** Exercise input **
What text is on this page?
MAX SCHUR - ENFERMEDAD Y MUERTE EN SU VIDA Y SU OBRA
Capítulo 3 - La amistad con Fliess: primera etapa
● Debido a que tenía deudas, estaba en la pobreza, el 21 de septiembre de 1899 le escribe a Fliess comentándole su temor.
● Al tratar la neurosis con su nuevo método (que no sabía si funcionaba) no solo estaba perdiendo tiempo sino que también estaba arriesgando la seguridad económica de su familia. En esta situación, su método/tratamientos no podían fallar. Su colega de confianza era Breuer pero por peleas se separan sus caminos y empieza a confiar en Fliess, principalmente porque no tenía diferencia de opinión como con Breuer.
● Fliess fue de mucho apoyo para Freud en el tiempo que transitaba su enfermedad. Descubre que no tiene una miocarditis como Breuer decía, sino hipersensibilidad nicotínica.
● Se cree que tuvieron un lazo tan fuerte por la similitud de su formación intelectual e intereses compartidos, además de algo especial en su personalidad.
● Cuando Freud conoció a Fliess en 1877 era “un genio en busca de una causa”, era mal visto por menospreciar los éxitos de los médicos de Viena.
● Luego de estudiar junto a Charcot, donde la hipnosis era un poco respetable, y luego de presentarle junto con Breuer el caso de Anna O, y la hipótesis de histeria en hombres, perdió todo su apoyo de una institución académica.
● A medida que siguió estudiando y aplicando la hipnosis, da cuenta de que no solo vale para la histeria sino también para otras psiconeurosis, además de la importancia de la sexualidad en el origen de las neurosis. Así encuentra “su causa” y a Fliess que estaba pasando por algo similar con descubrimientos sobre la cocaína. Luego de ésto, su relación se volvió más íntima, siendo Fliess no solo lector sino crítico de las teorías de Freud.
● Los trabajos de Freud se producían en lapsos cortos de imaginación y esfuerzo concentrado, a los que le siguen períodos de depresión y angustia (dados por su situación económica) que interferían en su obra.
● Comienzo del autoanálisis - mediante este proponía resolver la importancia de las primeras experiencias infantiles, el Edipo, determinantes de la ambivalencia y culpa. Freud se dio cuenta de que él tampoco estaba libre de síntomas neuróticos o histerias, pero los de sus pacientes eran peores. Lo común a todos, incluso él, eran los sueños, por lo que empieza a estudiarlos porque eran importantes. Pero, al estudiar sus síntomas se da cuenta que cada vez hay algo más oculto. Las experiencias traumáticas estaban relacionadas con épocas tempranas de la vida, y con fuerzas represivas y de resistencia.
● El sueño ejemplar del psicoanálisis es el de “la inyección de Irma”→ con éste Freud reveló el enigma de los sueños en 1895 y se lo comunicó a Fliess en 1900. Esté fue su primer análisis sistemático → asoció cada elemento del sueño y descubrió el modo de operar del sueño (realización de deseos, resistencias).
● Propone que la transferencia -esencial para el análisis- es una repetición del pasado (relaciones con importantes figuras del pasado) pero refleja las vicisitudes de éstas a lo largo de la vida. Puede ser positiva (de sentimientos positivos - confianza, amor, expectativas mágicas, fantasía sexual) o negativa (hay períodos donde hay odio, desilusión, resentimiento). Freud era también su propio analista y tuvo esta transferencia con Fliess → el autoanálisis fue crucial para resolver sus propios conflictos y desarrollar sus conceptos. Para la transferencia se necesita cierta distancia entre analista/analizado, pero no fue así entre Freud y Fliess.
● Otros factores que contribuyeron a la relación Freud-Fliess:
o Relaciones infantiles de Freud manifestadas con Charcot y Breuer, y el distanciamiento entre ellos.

** Aim **
Retype all the material above precisely, with no line left out.

** Exercise result **
What text is on this page?
MAX SCHUR - ENFERMEDAD Y MUERTE EN SU VIDA Y SU OBRA
Capítulo 3 - La amistad con Fliess: primera etapa
● Debido a que tenía deudas, estaba en la pobreza, el 21 de septiembre de 1899 le escribe a Fliess comentándole su temor.
● Al tratar la neurosis con su nuevo método (que no sabía si funcionaba) no solo estaba perdiendo tiempo sino que también estaba arriesgando la seguridad económica de su familia. En esta situación, su método/tratamientos no podían fallar. Su colega de confianza era Breuer pero por peleas se separan sus caminos y empieza a confiar en Fliess, principalmente porque no tenía diferencia de opinión como con Breuer.
● Fliess fue de mucho apoyo para Freud en el tiempo que transitaba su enfermedad. Descubre que no tiene una miocarditis como Breuer decía, sino hipersensibilidad nicotínica.
● Se cree que tuvieron un lazo tan fuerte por la similitud de su formación intelectual e intereses compartidos, además de algo especial en su personalidad.
● Cuando Freud conoció a Fliess en 1877 era “un genio en busca de una causa”, era mal visto por menospreciar los éxitos de los médicos de Viena.
● Luego de estudiar junto a Charcot, donde la hipnosis era un poco respetable, y luego de presentarle junto con Breuer el caso de Anna O, y la hipótesis de histeria en hombres, perdió todo su apoyo de una institución académica.
● A medida que siguió estudiando y aplicando la hipnosis, da cuenta de que no solo vale para la histeria sino también para otras psiconeurosis, además de la importancia de la sexualidad en el origen de las neurosis. Así encuentra “su causa” y a Fliess que estaba pasando por algo similar con descubrimientos sobre la cocaína. Luego de ésto, su relación se volvió más íntima, siendo Fliess no solo lector sino crítico de las teorías de Freud.
● Los trabajos de Freud se producían en lapsos cortos de imaginación y esfuerzo concentrado, a los que le siguen períodos de depresión y angustia (dados por su situación económica) que interferían en su obra.
● Comienzo del autoanálisis - mediante este proponía resolver la importancia de las primeras experiencias infantiles, el Edipo, determinantes de la ambivalencia y culpa. Freud se dio cuenta de que él tampoco estaba libre de síntomas neuróticos o histerias, pero los de sus pacientes eran peores. Lo común a todos, incluso él, eran los sueños, por lo que empieza a estudiarlos porque eran importantes. Pero, al estudiar sus síntomas se da cuenta que cada vez hay algo más oculto. Las experiencias traumáticas estaban relacionadas con épocas tempranas de la vida, y con fuerzas represivas y de resistencia.
● El sueño ejemplar del psicoanálisis es el de “la inyección de Irma”→ con éste Freud reveló el enigma de los sueños en 1895 y se lo comunicó a Fliess en 1900. Esté fue su primer análisis sistemático → asoció cada elemento del sueño y descubrió el modo de operar del sueño (realización de deseos, resistencias).
● Propone que la transferencia -esencial para el análisis- es una repetición del pasado (relaciones con importantes figuras del pasado) pero refleja las vicisitudes de éstas a lo largo de la vida. Puede ser positiva (de sentimientos positivos - confianza, amor, expectativas mágicas, fantasía sexual) o negativa (hay períodos donde hay odio, desilusión, resentimiento). Freud era también su propio analista y tuvo esta transferencia con Fliess → el autoanálisis fue crucial para resolver sus propios conflictos y desarrollar sus conceptos. Para la transferencia se necesita cierta distancia entre analista/analizado, pero no fue así entre Freud y Fliess.
● Otros factores que contribuyeron a la relación Freud-Fliess:
o Relaciones infantiles de Freud manifestadas con Charcot y Breuer, y el distanciamiento entre ellos.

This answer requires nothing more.